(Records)

----------

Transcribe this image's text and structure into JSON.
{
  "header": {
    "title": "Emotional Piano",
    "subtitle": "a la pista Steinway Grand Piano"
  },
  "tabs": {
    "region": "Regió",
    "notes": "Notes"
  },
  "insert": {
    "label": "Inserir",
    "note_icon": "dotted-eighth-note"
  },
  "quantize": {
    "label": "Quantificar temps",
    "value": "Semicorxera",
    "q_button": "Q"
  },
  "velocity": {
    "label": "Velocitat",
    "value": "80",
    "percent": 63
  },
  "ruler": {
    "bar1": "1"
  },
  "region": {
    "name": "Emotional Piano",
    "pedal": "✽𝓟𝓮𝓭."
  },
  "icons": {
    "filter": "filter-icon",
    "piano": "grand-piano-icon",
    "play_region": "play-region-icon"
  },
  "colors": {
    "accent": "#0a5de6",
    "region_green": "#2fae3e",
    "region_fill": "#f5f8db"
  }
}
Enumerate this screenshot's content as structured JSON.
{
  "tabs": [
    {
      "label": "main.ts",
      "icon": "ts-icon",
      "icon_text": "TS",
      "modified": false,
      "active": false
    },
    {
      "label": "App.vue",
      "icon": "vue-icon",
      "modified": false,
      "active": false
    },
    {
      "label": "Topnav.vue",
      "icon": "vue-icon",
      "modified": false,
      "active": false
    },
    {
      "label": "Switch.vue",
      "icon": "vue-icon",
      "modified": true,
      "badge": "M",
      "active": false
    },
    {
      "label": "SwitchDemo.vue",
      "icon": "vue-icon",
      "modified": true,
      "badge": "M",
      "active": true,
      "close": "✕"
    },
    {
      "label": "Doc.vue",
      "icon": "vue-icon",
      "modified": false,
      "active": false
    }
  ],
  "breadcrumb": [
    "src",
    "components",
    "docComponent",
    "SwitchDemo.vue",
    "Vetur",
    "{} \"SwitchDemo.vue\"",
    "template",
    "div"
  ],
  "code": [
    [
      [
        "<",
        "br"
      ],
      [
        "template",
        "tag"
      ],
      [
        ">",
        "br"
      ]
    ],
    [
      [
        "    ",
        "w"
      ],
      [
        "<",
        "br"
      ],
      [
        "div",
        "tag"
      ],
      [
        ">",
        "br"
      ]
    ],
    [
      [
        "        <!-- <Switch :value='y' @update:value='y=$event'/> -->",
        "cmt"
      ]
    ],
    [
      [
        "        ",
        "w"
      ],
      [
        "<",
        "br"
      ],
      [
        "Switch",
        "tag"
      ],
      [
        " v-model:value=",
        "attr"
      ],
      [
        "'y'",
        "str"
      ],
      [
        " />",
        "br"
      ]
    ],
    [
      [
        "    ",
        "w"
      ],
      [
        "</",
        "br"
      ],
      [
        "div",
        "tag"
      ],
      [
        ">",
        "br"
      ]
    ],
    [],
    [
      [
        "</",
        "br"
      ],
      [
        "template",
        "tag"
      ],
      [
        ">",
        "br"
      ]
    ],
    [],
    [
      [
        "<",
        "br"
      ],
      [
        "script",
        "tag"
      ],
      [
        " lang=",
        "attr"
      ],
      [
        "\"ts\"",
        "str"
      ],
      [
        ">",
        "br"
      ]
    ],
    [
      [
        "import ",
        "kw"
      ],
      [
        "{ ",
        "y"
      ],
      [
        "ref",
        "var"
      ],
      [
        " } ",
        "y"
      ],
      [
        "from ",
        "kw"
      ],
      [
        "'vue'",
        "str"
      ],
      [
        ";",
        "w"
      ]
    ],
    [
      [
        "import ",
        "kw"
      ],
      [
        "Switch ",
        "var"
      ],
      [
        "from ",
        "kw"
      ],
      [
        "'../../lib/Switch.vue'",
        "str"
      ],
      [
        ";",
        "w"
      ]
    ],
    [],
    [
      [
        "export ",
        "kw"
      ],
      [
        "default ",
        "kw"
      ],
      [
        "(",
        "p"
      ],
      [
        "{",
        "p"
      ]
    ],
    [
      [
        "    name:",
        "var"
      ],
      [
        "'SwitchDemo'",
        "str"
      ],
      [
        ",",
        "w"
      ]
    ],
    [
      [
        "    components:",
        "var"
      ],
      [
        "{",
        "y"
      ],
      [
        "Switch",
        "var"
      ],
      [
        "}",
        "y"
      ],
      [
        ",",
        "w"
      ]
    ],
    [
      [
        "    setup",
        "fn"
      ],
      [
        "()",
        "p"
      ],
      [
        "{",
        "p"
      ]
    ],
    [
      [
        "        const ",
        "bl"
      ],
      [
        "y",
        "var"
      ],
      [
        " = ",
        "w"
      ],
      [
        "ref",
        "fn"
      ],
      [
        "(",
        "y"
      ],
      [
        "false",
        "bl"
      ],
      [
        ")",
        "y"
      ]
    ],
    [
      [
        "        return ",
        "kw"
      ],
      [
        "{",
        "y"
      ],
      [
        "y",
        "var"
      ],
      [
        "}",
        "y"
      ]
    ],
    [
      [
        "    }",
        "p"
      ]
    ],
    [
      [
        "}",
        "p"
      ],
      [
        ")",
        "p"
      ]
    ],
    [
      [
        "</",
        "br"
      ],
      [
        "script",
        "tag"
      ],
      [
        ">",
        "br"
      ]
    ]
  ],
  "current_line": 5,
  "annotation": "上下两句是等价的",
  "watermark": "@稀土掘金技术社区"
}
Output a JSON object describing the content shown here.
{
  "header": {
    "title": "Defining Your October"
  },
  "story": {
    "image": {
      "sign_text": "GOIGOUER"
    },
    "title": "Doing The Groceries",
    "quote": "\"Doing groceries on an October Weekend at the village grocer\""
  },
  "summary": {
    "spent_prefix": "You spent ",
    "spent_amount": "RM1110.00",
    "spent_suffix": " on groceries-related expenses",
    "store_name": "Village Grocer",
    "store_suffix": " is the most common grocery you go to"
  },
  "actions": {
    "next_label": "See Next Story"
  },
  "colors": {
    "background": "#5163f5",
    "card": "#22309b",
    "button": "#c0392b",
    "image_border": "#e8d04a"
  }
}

----------

Task instructions - Write out every record, exactly as written.

Answer for this exercise -
Transcribe this image's text and structure into JSON.
{
  "header": {
    "title": "Emotional Piano",
    "subtitle": "a la pista Steinway Grand Piano"
  },
  "tabs": {
    "region": "Regió",
    "notes": "Notes"
  },
  "insert": {
    "label": "Inserir",
    "note_icon": "dotted-eighth-note"
  },
  "quantize": {
    "label": "Quantificar temps",
    "value": "Semicorxera",
    "q_button": "Q"
  },
  "velocity": {
    "label": "Velocitat",
    "value": "80",
    "percent": 63
  },
  "ruler": {
    "bar1": "1"
  },
  "region": {
    "name": "Emotional Piano",
    "pedal": "✽𝓟𝓮𝓭."
  },
  "icons": {
    "filter": "filter-icon",
    "piano": "grand-piano-icon",
    "play_region": "play-region-icon"
  },
  "colors": {
    "accent": "#0a5de6",
    "region_green": "#2fae3e",
    "region_fill": "#f5f8db"
  }
}
Enumerate this screenshot's content as structured JSON.
{
  "tabs": [
    {
      "label": "main.ts",
      "icon": "ts-icon",
      "icon_text": "TS",
      "modified": false,
      "active": false
    },
    {
      "label": "App.vue",
      "icon": "vue-icon",
      "modified": false,
      "active": false
    },
    {
      "label": "Topnav.vue",
      "icon": "vue-icon",
      "modified": false,
      "active": false
    },
    {
      "label": "Switch.vue",
      "icon": "vue-icon",
      "modified": true,
      "badge": "M",
      "active": false
    },
    {
      "label": "SwitchDemo.vue",
      "icon": "vue-icon",
      "modified": true,
      "badge": "M",
      "active": true,
      "close": "✕"
    },
    {
      "label": "Doc.vue",
      "icon": "vue-icon",
      "modified": false,
      "active": false
    }
  ],
  "breadcrumb": [
    "src",
    "components",
    "docComponent",
    "SwitchDemo.vue",
    "Vetur",
    "{} \"SwitchDemo.vue\"",
    "template",
    "div"
  ],
  "code": [
    [
      [
        "<",
        "br"
      ],
      [
        "template",
        "tag"
      ],
      [
        ">",
        "br"
      ]
    ],
    [
      [
        "    ",
        "w"
      ],
      [
        "<",
        "br"
      ],
      [
        "div",
        "tag"
      ],
      [
        ">",
        "br"
      ]
    ],
    [
      [
        "        <!-- <Switch :value='y' @update:value='y=$event'/> -->",
        "cmt"
      ]
    ],
    [
      [
        "        ",
        "w"
      ],
      [
        "<",
        "br"
      ],
      [
        "Switch",
        "tag"
      ],
      [
        " v-model:value=",
        "attr"
      ],
      [
        "'y'",
        "str"
      ],
      [
        " />",
        "br"
      ]
    ],
    [
      [
        "    ",
        "w"
      ],
      [
        "</",
        "br"
      ],
      [
        "div",
        "tag"
      ],
      [
        ">",
        "br"
      ]
    ],
    [],
    [
      [
        "</",
        "br"
      ],
      [
        "template",
        "tag"
      ],
      [
        ">",
        "br"
      ]
    ],
    [],
    [
      [
        "<",
        "br"
      ],
      [
        "script",
        "tag"
      ],
      [
        " lang=",
        "attr"
      ],
      [
        "\"ts\"",
        "str"
      ],
      [
        ">",
        "br"
      ]
    ],
    [
      [
        "import ",
        "kw"
      ],
      [
        "{ ",
        "y"
      ],
      [
        "ref",
        "var"
      ],
      [
        " } ",
        "y"
      ],
      [
        "from ",
        "kw"
      ],
      [
        "'vue'",
        "str"
      ],
      [
        ";",
        "w"
      ]
    ],
    [
      [
        "import ",
        "kw"
      ],
      [
        "Switch ",
        "var"
      ],
      [
        "from ",
        "kw"
      ],
      [
        "'../../lib/Switch.vue'",
        "str"
      ],
      [
        ";",
        "w"
      ]
    ],
    [],
    [
      [
        "export ",
        "kw"
      ],
      [
        "default ",
        "kw"
      ],
      [
        "(",
        "p"
      ],
      [
        "{",
        "p"
      ]
    ],
    [
      [
        "    name:",
        "var"
      ],
      [
        "'SwitchDemo'",
        "str"
      ],
      [
        ",",
        "w"
      ]
    ],
    [
      [
        "    components:",
        "var"
      ],
      [
        "{",
        "y"
      ],
      [
        "Switch",
        "var"
      ],
      [
        "}",
        "y"
      ],
      [
        ",",
        "w"
      ]
    ],
    [
      [
        "    setup",
        "fn"
      ],
      [
        "()",
        "p"
      ],
      [
        "{",
        "p"
      ]
    ],
    [
      [
        "        const ",
        "bl"
      ],
      [
        "y",
        "var"
      ],
      [
        " = ",
        "w"
      ],
      [
        "ref",
        "fn"
      ],
      [
        "(",
        "y"
      ],
      [
        "false",
        "bl"
      ],
      [
        ")",
        "y"
      ]
    ],
    [
      [
        "        return ",
        "kw"
      ],
      [
        "{",
        "y"
      ],
      [
        "y",
        "var"
      ],
      [
        "}",
        "y"
      ]
    ],
    [
      [
        "    }",
        "p"
      ]
    ],
    [
      [
        "}",
        "p"
      ],
      [
        ")",
        "p"
      ]
    ],
    [
      [
        "</",
        "br"
      ],
      [
        "script",
        "tag"
      ],
      [
        ">",
        "br"
      ]
    ]
  ],
  "current_line": 5,
  "annotation": "上下两句是等价的",
  "watermark": "@稀土掘金技术社区"
}
Output a JSON object describing the content shown here.
{
  "header": {
    "title": "Defining Your October"
  },
  "story": {
    "image": {
      "sign_text": "GOIGOUER"
    },
    "title": "Doing The Groceries",
    "quote": "\"Doing groceries on an October Weekend at the village grocer\""
  },
  "summary": {
    "spent_prefix": "You spent ",
    "spent_amount": "RM1110.00",
    "spent_suffix": " on groceries-related expenses",
    "store_name": "Village Grocer",
    "store_suffix": " is the most common grocery you go to"
  },
  "actions": {
    "next_label": "See Next Story"
  },
  "colors": {
    "background": "#5163f5",
    "card": "#22309b",
    "button": "#c0392b",
    "image_border": "#e8d04a"
  }
}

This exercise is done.